== Given information ==
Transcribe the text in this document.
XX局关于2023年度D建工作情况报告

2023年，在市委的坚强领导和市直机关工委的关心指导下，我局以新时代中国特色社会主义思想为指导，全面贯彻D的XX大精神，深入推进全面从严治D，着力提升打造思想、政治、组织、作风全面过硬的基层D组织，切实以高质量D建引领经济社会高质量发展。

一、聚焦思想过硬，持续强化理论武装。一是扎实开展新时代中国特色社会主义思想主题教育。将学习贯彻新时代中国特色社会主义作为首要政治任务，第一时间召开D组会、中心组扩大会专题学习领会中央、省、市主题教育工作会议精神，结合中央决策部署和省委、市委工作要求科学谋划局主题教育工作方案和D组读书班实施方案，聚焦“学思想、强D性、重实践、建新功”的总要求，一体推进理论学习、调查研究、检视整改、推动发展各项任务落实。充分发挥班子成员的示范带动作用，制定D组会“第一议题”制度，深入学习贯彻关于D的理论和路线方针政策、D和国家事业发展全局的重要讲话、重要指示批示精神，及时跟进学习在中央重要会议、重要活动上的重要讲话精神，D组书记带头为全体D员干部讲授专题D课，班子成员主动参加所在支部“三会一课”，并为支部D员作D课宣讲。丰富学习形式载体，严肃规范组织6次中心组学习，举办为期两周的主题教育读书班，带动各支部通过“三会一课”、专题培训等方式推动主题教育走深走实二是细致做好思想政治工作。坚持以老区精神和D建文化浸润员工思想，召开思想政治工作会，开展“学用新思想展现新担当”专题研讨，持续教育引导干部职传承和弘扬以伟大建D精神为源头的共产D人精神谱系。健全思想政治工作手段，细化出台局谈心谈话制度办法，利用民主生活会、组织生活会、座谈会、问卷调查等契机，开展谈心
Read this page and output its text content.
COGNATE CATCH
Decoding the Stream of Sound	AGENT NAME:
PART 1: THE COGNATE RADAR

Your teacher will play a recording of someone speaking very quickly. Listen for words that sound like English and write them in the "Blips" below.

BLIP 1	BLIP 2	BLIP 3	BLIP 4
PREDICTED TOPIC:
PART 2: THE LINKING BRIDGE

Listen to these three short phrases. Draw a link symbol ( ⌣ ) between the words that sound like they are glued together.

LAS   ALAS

== Task details ==
Return all lines of the material above in which the word "that" occurs.

== Answer to this task ==
Your teacher will play a recording of someone speaking very quickly. Listen for words that sound like English and write them in the "Blips" below.
Listen to these three short phrases. Draw a link symbol ( ⌣ ) between the words that sound like they are glued together.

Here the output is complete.